PROBLEM REQUIREMENTS:
Restate the whole listing word for word. Pictures are left out.

[Entries from a dataset]
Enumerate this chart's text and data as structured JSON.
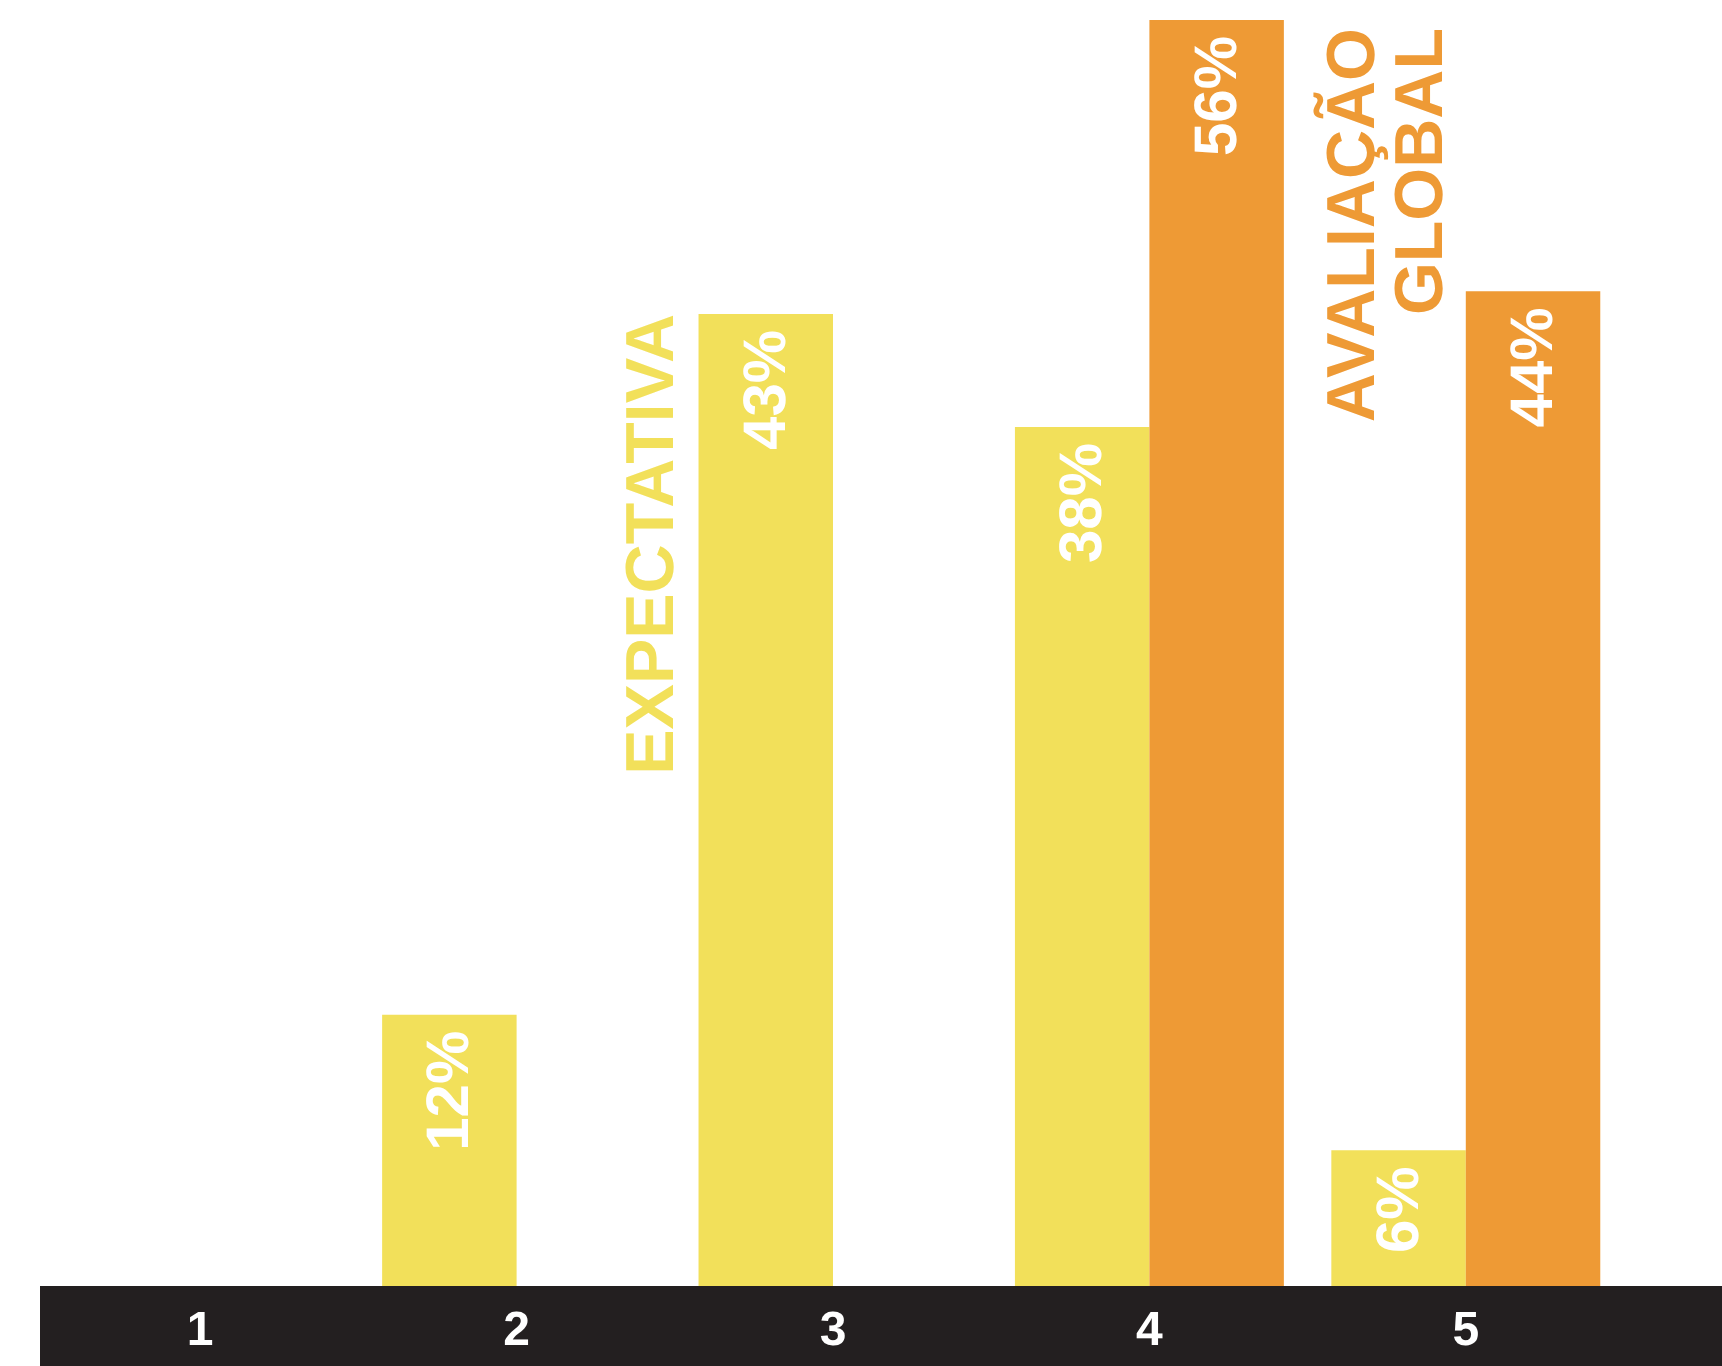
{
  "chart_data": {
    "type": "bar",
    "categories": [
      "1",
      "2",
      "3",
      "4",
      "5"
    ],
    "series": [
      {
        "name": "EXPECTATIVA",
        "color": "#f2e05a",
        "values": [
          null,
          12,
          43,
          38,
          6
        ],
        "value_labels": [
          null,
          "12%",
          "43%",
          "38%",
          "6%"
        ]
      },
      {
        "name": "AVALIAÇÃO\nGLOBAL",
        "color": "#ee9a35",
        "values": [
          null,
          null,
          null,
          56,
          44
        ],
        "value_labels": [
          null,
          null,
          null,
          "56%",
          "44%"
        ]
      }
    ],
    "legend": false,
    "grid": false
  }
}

EXERCISE SOLUTION:
Enumerate this chart's text and data as structured JSON.
{
  "chart_data": {
    "type": "bar",
    "categories": [
      "1",
      "2",
      "3",
      "4",
      "5"
    ],
    "series": [
      {
        "name": "EXPECTATIVA",
        "color": "#f2e05a",
        "values": [
          null,
          12,
          43,
          38,
          6
        ],
        "value_labels": [
          null,
          "12%",
          "43%",
          "38%",
          "6%"
        ]
      },
      {
        "name": "AVALIAÇÃO\nGLOBAL",
        "color": "#ee9a35",
        "values": [
          null,
          null,
          null,
          56,
          44
        ],
        "value_labels": [
          null,
          null,
          null,
          "56%",
          "44%"
        ]
      }
    ],
    "legend": false,
    "grid": false
  }
}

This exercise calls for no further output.